_EXERCISE REQUIREMENTS_: Copy out all of the data below with no alterations.

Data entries
***

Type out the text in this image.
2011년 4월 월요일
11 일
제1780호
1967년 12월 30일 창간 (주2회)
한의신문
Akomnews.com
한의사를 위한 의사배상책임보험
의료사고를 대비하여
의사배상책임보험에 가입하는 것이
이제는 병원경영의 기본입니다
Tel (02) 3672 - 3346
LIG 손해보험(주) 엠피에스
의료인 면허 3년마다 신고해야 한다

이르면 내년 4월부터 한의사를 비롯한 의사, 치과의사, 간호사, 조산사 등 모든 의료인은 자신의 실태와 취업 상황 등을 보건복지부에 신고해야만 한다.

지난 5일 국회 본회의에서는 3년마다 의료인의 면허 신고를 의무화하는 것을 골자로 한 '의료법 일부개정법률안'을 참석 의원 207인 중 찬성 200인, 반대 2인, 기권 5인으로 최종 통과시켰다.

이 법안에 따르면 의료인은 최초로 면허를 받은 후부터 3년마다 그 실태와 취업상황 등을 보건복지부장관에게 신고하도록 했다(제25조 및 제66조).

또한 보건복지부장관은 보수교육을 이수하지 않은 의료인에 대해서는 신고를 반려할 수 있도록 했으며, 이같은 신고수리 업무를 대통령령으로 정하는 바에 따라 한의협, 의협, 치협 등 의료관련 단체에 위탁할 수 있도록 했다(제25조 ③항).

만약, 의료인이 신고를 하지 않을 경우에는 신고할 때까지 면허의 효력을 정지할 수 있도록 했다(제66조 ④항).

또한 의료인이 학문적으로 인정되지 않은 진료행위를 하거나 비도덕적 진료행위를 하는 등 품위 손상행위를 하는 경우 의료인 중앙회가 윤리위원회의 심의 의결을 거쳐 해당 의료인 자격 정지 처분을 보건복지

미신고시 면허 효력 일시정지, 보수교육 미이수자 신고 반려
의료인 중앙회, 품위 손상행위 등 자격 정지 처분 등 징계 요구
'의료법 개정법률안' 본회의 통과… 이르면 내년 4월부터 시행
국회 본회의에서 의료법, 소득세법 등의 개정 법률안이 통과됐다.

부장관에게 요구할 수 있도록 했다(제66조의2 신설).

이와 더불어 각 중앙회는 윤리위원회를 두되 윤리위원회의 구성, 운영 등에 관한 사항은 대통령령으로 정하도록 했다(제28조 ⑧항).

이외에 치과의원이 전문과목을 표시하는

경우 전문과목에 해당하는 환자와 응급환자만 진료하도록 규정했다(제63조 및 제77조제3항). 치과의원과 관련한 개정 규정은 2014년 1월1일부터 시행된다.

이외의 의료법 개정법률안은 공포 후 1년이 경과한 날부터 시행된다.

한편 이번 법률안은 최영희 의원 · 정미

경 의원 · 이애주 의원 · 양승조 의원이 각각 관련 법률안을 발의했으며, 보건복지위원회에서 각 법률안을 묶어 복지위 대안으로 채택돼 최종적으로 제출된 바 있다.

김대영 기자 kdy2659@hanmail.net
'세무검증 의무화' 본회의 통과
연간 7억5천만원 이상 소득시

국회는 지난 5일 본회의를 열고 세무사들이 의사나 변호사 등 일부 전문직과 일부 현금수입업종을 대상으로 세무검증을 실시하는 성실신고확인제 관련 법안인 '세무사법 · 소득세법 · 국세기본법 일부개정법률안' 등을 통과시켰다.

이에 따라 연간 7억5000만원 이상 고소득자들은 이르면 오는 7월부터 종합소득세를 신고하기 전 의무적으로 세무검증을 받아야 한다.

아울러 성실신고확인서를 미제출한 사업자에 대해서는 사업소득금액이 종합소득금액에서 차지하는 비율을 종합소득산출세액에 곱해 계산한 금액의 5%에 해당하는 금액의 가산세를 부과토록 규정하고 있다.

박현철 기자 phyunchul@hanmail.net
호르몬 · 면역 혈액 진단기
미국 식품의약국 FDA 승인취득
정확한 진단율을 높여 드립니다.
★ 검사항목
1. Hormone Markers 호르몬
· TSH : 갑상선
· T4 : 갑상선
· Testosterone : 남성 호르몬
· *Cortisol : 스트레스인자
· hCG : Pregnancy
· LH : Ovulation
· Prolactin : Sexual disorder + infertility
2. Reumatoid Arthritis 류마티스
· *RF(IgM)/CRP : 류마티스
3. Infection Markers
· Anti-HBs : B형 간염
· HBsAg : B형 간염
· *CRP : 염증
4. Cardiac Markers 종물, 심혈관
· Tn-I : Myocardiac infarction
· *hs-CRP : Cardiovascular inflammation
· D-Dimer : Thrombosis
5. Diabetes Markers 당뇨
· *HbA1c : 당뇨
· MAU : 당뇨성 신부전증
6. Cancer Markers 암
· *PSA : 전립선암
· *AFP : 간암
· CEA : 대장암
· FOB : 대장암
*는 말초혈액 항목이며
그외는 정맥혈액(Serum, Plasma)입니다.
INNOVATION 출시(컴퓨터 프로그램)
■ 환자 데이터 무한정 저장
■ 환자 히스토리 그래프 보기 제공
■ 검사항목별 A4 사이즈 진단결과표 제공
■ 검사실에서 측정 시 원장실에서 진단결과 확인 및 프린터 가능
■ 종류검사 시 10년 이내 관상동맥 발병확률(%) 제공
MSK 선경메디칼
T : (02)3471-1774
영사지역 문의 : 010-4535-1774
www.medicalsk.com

***

_SOLVED PROBLEM_:
Type out the text in this image.
2011년 4월 월요일
11 일
제1780호
1967년 12월 30일 창간 (주2회)
한의신문
Akomnews.com
한의사를 위한 의사배상책임보험
의료사고를 대비하여
의사배상책임보험에 가입하는 것이
이제는 병원경영의 기본입니다
Tel (02) 3672 - 3346
LIG 손해보험(주) 엠피에스
의료인 면허 3년마다 신고해야 한다

이르면 내년 4월부터 한의사를 비롯한 의사, 치과의사, 간호사, 조산사 등 모든 의료인은 자신의 실태와 취업 상황 등을 보건복지부에 신고해야만 한다.

지난 5일 국회 본회의에서는 3년마다 의료인의 면허 신고를 의무화하는 것을 골자로 한 '의료법 일부개정법률안'을 참석 의원 207인 중 찬성 200인, 반대 2인, 기권 5인으로 최종 통과시켰다.

이 법안에 따르면 의료인은 최초로 면허를 받은 후부터 3년마다 그 실태와 취업상황 등을 보건복지부장관에게 신고하도록 했다(제25조 및 제66조).

또한 보건복지부장관은 보수교육을 이수하지 않은 의료인에 대해서는 신고를 반려할 수 있도록 했으며, 이같은 신고수리 업무를 대통령령으로 정하는 바에 따라 한의협, 의협, 치협 등 의료관련 단체에 위탁할 수 있도록 했다(제25조 ③항).

만약, 의료인이 신고를 하지 않을 경우에는 신고할 때까지 면허의 효력을 정지할 수 있도록 했다(제66조 ④항).

또한 의료인이 학문적으로 인정되지 않은 진료행위를 하거나 비도덕적 진료행위를 하는 등 품위 손상행위를 하는 경우 의료인 중앙회가 윤리위원회의 심의 의결을 거쳐 해당 의료인 자격 정지 처분을 보건복지

미신고시 면허 효력 일시정지, 보수교육 미이수자 신고 반려
의료인 중앙회, 품위 손상행위 등 자격 정지 처분 등 징계 요구
'의료법 개정법률안' 본회의 통과… 이르면 내년 4월부터 시행
국회 본회의에서 의료법, 소득세법 등의 개정 법률안이 통과됐다.

부장관에게 요구할 수 있도록 했다(제66조의2 신설).

이와 더불어 각 중앙회는 윤리위원회를 두되 윤리위원회의 구성, 운영 등에 관한 사항은 대통령령으로 정하도록 했다(제28조 ⑧항).

이외에 치과의원이 전문과목을 표시하는

경우 전문과목에 해당하는 환자와 응급환자만 진료하도록 규정했다(제63조 및 제77조제3항). 치과의원과 관련한 개정 규정은 2014년 1월1일부터 시행된다.

이외의 의료법 개정법률안은 공포 후 1년이 경과한 날부터 시행된다.

한편 이번 법률안은 최영희 의원 · 정미

경 의원 · 이애주 의원 · 양승조 의원이 각각 관련 법률안을 발의했으며, 보건복지위원회에서 각 법률안을 묶어 복지위 대안으로 채택돼 최종적으로 제출된 바 있다.

김대영 기자 kdy2659@hanmail.net
'세무검증 의무화' 본회의 통과
연간 7억5천만원 이상 소득시

국회는 지난 5일 본회의를 열고 세무사들이 의사나 변호사 등 일부 전문직과 일부 현금수입업종을 대상으로 세무검증을 실시하는 성실신고확인제 관련 법안인 '세무사법 · 소득세법 · 국세기본법 일부개정법률안' 등을 통과시켰다.

이에 따라 연간 7억5000만원 이상 고소득자들은 이르면 오는 7월부터 종합소득세를 신고하기 전 의무적으로 세무검증을 받아야 한다.

아울러 성실신고확인서를 미제출한 사업자에 대해서는 사업소득금액이 종합소득금액에서 차지하는 비율을 종합소득산출세액에 곱해 계산한 금액의 5%에 해당하는 금액의 가산세를 부과토록 규정하고 있다.

박현철 기자 phyunchul@hanmail.net
호르몬 · 면역 혈액 진단기
미국 식품의약국 FDA 승인취득
정확한 진단율을 높여 드립니다.
★ 검사항목
1. Hormone Markers 호르몬
· TSH : 갑상선
· T4 : 갑상선
· Testosterone : 남성 호르몬
· *Cortisol : 스트레스인자
· hCG : Pregnancy
· LH : Ovulation
· Prolactin : Sexual disorder + infertility
2. Reumatoid Arthritis 류마티스
· *RF(IgM)/CRP : 류마티스
3. Infection Markers
· Anti-HBs : B형 간염
· HBsAg : B형 간염
· *CRP : 염증
4. Cardiac Markers 종물, 심혈관
· Tn-I : Myocardiac infarction
· *hs-CRP : Cardiovascular inflammation
· D-Dimer : Thrombosis
5. Diabetes Markers 당뇨
· *HbA1c : 당뇨
· MAU : 당뇨성 신부전증
6. Cancer Markers 암
· *PSA : 전립선암
· *AFP : 간암
· CEA : 대장암
· FOB : 대장암
*는 말초혈액 항목이며
그외는 정맥혈액(Serum, Plasma)입니다.
INNOVATION 출시(컴퓨터 프로그램)
■ 환자 데이터 무한정 저장
■ 환자 히스토리 그래프 보기 제공
■ 검사항목별 A4 사이즈 진단결과표 제공
■ 검사실에서 측정 시 원장실에서 진단결과 확인 및 프린터 가능
■ 종류검사 시 10년 이내 관상동맥 발병확률(%) 제공
MSK 선경메디칼
T : (02)3471-1774
영사지역 문의 : 010-4535-1774
www.medicalsk.com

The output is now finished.